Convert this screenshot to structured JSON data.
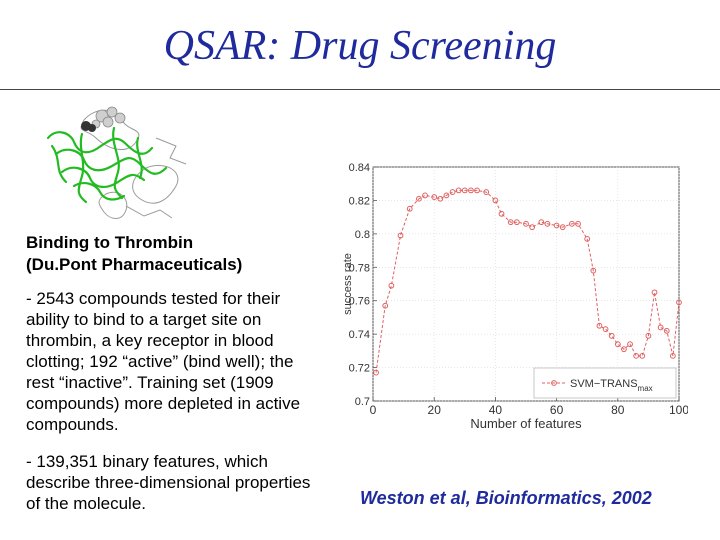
{
  "slide": {
    "title": "QSAR: Drug Screening",
    "subheading_line1": "Binding to Thrombin",
    "subheading_line2": "(Du.Pont Pharmaceuticals)",
    "paragraph1": "- 2543 compounds tested for their ability to bind to a target site on thrombin, a key receptor in blood clotting; 192 “active” (bind well); the rest “inactive”. Training set (1909 compounds) more depleted in active compounds.",
    "paragraph2": "- 139,351 binary features, which describe three-dimensional properties of the molecule.",
    "citation": "Weston et al, Bioinformatics, 2002"
  },
  "molecule_image": {
    "description_icon": "protein-structure-icon",
    "colors": {
      "backbone": "#22bb22",
      "chain": "#999999",
      "ligand": "#333333"
    }
  },
  "chart_data": {
    "type": "line",
    "title": "",
    "xlabel": "Number of features",
    "ylabel": "success rate",
    "xlim": [
      0,
      100
    ],
    "ylim": [
      0.7,
      0.84
    ],
    "xticks": [
      "0",
      "20",
      "40",
      "60",
      "80",
      "100"
    ],
    "yticks": [
      "0.7",
      "0.72",
      "0.74",
      "0.76",
      "0.78",
      "0.8",
      "0.82",
      "0.84"
    ],
    "legend": {
      "label": "SVM−TRANS",
      "subscript": "max",
      "position": "bottom-right"
    },
    "series": [
      {
        "name": "SVM-TRANSmax",
        "color": "#e06060",
        "x": [
          1,
          4,
          6,
          9,
          12,
          15,
          17,
          20,
          22,
          24,
          26,
          28,
          30,
          32,
          34,
          37,
          40,
          42,
          45,
          47,
          50,
          52,
          55,
          57,
          60,
          62,
          65,
          67,
          70,
          72,
          74,
          76,
          78,
          80,
          82,
          84,
          86,
          88,
          90,
          92,
          94,
          96,
          98,
          100
        ],
        "values": [
          0.717,
          0.757,
          0.769,
          0.799,
          0.815,
          0.821,
          0.823,
          0.822,
          0.821,
          0.823,
          0.825,
          0.826,
          0.826,
          0.826,
          0.826,
          0.825,
          0.82,
          0.812,
          0.807,
          0.807,
          0.806,
          0.804,
          0.807,
          0.806,
          0.805,
          0.804,
          0.806,
          0.806,
          0.797,
          0.778,
          0.745,
          0.743,
          0.739,
          0.734,
          0.731,
          0.734,
          0.727,
          0.727,
          0.739,
          0.765,
          0.744,
          0.742,
          0.727,
          0.759
        ]
      }
    ]
  }
}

============

Type out all of the records exactly, leaving out any picture.

Convert this screenshot to structured JSON data.
{
  "slide": {
    "title": "QSAR: Drug Screening",
    "subheading_line1": "Binding to Thrombin",
    "subheading_line2": "(Du.Pont Pharmaceuticals)",
    "paragraph1": "- 2543 compounds tested for their ability to bind to a target site on thrombin, a key receptor in blood clotting; 192 “active” (bind well); the rest “inactive”. Training set (1909 compounds) more depleted in active compounds.",
    "paragraph2": "- 139,351 binary features, which describe three-dimensional properties of the molecule.",
    "citation": "Weston et al, Bioinformatics, 2002"
  },
  "molecule_image": {
    "description_icon": "protein-structure-icon",
    "colors": {
      "backbone": "#22bb22",
      "chain": "#999999",
      "ligand": "#333333"
    }
  },
  "chart_data": {
    "type": "line",
    "title": "",
    "xlabel": "Number of features",
    "ylabel": "success rate",
    "xlim": [
      0,
      100
    ],
    "ylim": [
      0.7,
      0.84
    ],
    "xticks": [
      "0",
      "20",
      "40",
      "60",
      "80",
      "100"
    ],
    "yticks": [
      "0.7",
      "0.72",
      "0.74",
      "0.76",
      "0.78",
      "0.8",
      "0.82",
      "0.84"
    ],
    "legend": {
      "label": "SVM−TRANS",
      "subscript": "max",
      "position": "bottom-right"
    },
    "series": [
      {
        "name": "SVM-TRANSmax",
        "color": "#e06060",
        "x": [
          1,
          4,
          6,
          9,
          12,
          15,
          17,
          20,
          22,
          24,
          26,
          28,
          30,
          32,
          34,
          37,
          40,
          42,
          45,
          47,
          50,
          52,
          55,
          57,
          60,
          62,
          65,
          67,
          70,
          72,
          74,
          76,
          78,
          80,
          82,
          84,
          86,
          88,
          90,
          92,
          94,
          96,
          98,
          100
        ],
        "values": [
          0.717,
          0.757,
          0.769,
          0.799,
          0.815,
          0.821,
          0.823,
          0.822,
          0.821,
          0.823,
          0.825,
          0.826,
          0.826,
          0.826,
          0.826,
          0.825,
          0.82,
          0.812,
          0.807,
          0.807,
          0.806,
          0.804,
          0.807,
          0.806,
          0.805,
          0.804,
          0.806,
          0.806,
          0.797,
          0.778,
          0.745,
          0.743,
          0.739,
          0.734,
          0.731,
          0.734,
          0.727,
          0.727,
          0.739,
          0.765,
          0.744,
          0.742,
          0.727,
          0.759
        ]
      }
    ]
  }
}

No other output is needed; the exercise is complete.